━━━ DOCUMENT EXTRACT
Limiting bandwidth per user on the 1800 Series

Discussion in 'Cisco' started by Nate Silva, Oct 3, 2007.

  1. Nate  Silva

    Nate Silva Guest

    We're considering an 1811 to replace our SonicWALL.

    One requirement is to prevent LAN users from hogging bandwidth. Let's
    say one user is downloading a large file from a high-bandwidth site.
    That could saturate our T1.

    With the 1811 is there a way to limit an individual user on the LAN
    side to (for example) 500 Kbps?

    Regards,
    Nate
     
    Nate Silva, Oct 3, 2007
    #1
    1. Advertising

  2. Nate  Silva

    Trendkill Guest

    On Oct 3, 2:43 pm, Nate Silva <> wrote:
    > We're considering an 1811 to replace our SonicWALL.
    >
    > One requirement is to prevent LAN users from hogging bandwidth. Let's
    > say one user is downloading a large file from a high-bandwidth site.
    > That could saturate our T1.
    >
    > With the 1811 is there a way to limit an individual user on the LAN
    > side to (for example) 500 Kbps?
    >
    > Regards,
    > Nate


    Not that I am aware of. Routers do not have any type of underlying
    authentication (so they can't tell who is who), and only know about
    streams of data (source/destination IPs and ports). You can input a
    QoS policy to classify all web traffic in a certain way and limit
    things like FTPs or other bandwidth-intensive applications, but even
    then, it will only mark and prioritize the traffic going out of the
    router to the internet, and not back in. Unless you have a higher
    level application server or proxy that can provide this function, you
    are going to be stuck.
━━━━━━
━━━ EXTRACTED RECORDS
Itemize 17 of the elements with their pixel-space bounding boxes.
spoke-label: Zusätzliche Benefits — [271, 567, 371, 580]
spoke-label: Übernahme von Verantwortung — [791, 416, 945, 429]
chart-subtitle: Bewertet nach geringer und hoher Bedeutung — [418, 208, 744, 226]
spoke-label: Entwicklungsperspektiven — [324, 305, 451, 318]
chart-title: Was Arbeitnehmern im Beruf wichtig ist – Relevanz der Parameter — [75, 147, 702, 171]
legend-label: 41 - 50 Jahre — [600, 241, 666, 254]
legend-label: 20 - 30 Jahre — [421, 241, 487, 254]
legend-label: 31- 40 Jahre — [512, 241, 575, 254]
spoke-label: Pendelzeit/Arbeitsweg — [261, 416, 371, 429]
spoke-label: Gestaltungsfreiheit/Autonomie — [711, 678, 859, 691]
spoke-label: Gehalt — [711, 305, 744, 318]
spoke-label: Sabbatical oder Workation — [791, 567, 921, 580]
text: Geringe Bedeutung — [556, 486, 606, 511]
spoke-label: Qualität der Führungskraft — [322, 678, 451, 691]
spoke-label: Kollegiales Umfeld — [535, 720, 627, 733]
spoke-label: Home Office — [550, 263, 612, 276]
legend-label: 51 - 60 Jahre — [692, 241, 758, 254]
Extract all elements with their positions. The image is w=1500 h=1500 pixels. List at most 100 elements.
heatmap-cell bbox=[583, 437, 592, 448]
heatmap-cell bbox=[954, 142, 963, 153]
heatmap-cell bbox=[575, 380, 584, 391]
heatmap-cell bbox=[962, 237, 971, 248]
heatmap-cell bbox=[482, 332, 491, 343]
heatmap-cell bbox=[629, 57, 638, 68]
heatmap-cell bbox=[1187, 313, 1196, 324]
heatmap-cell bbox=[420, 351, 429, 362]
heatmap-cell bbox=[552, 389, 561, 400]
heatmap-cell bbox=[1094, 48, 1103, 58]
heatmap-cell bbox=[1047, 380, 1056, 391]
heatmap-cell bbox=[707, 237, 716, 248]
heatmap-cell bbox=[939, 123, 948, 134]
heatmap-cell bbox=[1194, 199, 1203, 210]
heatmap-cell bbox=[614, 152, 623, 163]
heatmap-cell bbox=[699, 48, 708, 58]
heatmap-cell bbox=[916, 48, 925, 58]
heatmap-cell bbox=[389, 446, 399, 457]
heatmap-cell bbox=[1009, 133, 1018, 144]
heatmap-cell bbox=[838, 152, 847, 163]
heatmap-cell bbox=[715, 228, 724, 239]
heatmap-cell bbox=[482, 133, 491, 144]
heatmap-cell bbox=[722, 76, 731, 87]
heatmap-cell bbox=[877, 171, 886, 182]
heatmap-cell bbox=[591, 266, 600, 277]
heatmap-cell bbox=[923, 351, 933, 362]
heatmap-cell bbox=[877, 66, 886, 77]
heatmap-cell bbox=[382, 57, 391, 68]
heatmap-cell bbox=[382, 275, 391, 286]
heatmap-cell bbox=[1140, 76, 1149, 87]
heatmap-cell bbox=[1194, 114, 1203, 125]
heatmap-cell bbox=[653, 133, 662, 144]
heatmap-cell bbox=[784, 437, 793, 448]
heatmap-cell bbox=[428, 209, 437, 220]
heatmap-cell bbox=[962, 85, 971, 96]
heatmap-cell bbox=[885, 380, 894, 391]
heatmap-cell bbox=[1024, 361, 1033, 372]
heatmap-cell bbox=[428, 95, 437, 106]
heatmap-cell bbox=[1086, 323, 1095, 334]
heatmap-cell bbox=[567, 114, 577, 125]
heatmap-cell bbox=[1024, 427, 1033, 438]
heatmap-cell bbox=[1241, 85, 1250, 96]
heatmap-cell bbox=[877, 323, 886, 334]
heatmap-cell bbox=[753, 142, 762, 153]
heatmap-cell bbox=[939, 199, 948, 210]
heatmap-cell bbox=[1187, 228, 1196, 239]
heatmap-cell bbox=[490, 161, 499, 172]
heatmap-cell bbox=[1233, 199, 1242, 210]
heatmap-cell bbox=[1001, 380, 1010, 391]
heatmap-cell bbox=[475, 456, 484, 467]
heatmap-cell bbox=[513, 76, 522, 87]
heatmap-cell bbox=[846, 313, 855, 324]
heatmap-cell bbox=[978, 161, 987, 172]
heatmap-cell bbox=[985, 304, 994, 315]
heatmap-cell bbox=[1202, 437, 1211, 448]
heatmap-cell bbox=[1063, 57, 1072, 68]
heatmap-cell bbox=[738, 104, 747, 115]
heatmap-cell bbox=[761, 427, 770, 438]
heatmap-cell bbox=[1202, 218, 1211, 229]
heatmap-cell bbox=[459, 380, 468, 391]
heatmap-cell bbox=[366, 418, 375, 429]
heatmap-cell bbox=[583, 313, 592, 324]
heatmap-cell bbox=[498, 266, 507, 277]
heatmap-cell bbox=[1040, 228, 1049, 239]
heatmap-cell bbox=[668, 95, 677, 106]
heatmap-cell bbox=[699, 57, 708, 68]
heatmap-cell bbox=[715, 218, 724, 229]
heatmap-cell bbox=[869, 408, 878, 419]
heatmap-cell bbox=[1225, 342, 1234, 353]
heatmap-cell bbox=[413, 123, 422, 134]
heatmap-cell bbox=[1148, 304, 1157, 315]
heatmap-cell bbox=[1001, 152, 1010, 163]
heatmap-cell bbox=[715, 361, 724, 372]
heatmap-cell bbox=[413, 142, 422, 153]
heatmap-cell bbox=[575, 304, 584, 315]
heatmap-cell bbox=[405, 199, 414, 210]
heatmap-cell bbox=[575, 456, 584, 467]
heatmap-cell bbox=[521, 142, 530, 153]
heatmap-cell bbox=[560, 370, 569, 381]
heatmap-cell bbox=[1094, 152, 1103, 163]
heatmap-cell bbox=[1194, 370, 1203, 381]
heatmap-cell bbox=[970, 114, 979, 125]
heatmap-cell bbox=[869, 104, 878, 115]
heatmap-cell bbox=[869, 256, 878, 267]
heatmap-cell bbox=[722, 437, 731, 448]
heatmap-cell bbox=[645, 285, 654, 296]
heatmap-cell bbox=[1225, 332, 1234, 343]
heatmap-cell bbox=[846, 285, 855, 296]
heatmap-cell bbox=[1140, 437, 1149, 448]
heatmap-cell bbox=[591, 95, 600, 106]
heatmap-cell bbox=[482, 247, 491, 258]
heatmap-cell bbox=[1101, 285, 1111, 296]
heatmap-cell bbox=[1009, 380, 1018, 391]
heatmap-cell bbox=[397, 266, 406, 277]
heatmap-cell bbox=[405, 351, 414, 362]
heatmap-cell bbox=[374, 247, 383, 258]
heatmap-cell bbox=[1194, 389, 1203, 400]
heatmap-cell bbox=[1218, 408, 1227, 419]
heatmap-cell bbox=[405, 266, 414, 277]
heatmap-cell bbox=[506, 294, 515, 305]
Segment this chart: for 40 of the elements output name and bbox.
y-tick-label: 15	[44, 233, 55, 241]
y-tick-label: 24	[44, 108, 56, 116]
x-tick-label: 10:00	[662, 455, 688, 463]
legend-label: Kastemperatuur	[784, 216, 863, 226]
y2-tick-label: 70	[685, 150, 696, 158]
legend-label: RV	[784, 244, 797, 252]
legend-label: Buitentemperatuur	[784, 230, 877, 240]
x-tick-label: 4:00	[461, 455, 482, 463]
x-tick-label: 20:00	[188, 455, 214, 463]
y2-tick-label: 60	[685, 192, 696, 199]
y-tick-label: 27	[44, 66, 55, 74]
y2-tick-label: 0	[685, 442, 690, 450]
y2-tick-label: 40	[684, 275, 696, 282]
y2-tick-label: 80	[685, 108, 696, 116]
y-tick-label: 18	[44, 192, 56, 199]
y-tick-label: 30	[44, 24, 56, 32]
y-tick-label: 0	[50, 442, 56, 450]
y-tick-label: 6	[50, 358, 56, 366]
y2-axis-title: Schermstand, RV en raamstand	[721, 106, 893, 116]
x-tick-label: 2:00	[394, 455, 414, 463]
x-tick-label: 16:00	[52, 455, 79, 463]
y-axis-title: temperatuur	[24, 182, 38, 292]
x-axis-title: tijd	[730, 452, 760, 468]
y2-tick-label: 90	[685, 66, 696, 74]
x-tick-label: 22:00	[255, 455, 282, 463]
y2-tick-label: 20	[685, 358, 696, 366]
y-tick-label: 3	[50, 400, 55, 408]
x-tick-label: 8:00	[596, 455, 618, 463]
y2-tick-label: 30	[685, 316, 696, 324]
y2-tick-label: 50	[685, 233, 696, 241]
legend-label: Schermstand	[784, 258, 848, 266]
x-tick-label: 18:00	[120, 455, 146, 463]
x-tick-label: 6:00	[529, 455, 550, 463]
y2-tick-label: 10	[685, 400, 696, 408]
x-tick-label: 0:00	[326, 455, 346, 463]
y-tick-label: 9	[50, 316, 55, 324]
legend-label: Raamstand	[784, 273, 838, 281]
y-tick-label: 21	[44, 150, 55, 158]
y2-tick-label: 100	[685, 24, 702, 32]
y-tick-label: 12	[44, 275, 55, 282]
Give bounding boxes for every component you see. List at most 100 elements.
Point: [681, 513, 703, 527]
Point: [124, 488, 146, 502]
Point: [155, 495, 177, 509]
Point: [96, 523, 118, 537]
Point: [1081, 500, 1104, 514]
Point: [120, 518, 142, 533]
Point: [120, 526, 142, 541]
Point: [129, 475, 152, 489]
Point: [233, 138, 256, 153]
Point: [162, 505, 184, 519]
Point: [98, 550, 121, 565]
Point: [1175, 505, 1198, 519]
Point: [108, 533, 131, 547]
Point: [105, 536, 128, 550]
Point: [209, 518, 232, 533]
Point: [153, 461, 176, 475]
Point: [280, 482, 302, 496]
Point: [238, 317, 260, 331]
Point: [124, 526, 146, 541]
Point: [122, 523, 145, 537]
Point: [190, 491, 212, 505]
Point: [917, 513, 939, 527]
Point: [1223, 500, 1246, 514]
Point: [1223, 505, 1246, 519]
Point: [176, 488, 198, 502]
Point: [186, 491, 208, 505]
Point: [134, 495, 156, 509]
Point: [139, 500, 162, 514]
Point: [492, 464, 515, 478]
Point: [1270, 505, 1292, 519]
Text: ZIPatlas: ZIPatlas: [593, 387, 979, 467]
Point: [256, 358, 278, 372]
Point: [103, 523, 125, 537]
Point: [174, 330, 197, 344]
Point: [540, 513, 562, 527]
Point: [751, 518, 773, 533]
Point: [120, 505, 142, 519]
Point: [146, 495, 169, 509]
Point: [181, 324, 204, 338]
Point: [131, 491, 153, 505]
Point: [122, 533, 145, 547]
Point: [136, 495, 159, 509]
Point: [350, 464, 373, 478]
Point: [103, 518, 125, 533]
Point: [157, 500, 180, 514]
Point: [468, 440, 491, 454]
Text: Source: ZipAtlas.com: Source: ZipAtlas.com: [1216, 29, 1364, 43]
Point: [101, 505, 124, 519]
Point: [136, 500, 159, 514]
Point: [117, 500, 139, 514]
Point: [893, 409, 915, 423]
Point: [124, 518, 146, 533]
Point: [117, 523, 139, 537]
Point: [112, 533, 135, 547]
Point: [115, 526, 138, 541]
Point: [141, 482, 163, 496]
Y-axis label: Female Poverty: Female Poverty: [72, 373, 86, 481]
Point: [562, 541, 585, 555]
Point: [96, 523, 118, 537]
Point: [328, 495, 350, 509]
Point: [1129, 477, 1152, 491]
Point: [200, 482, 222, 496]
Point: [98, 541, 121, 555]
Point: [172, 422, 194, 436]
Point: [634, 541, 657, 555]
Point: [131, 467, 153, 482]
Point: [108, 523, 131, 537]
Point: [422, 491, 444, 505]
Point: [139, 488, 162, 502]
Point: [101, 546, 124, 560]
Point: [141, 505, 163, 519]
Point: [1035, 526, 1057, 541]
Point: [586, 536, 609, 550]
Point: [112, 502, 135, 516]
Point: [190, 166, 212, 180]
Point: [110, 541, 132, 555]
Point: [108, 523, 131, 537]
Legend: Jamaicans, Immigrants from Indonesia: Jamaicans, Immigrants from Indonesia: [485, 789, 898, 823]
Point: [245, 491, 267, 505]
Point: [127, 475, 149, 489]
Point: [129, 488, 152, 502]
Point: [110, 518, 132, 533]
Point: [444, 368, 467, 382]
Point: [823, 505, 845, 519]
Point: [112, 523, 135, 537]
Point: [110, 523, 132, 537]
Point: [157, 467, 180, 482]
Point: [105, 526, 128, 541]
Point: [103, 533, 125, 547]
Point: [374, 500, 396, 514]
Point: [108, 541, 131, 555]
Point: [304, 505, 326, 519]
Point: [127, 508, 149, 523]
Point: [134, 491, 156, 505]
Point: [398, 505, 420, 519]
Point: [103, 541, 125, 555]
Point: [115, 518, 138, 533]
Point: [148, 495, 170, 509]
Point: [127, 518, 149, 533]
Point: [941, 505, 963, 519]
━━━━━━
▸ WHAT YOU NEED TO DO: Reproduce the full forum thread on limiting per-user bandwidth on the 1800 Series word for word.

▸ TASK RESPONSE:
Limiting bandwidth per user on the 1800 Series

Discussion in 'Cisco' started by Nate Silva, Oct 3, 2007.

  1. Nate  Silva

    Nate Silva Guest

    We're considering an 1811 to replace our SonicWALL.

    One requirement is to prevent LAN users from hogging bandwidth. Let's
    say one user is downloading a large file from a high-bandwidth site.
    That could saturate our T1.

    With the 1811 is there a way to limit an individual user on the LAN
    side to (for example) 500 Kbps?

    Regards,
    Nate
     
    Nate Silva, Oct 3, 2007
    #1
    1. Advertising

  2. Nate  Silva

    Trendkill Guest

    On Oct 3, 2:43 pm, Nate Silva <> wrote:
    > We're considering an 1811 to replace our SonicWALL.
    >
    > One requirement is to prevent LAN users from hogging bandwidth. Let's
    > say one user is downloading a large file from a high-bandwidth site.
    > That could saturate our T1.
    >
    > With the 1811 is there a way to limit an individual user on the LAN
    > side to (for example) 500 Kbps?
    >
    > Regards,
    > Nate


    Not that I am aware of. Routers do not have any type of underlying
    authentication (so they can't tell who is who), and only know about
    streams of data (source/destination IPs and ports). You can input a
    QoS policy to classify all web traffic in a certain way and limit
    things like FTPs or other bandwidth-intensive applications, but even
    then, it will only mark and prioritize the traffic going out of the
    router to the internet, and not back in. Unless you have a higher
    level application server or proxy that can provide this function, you
    are going to be stuck.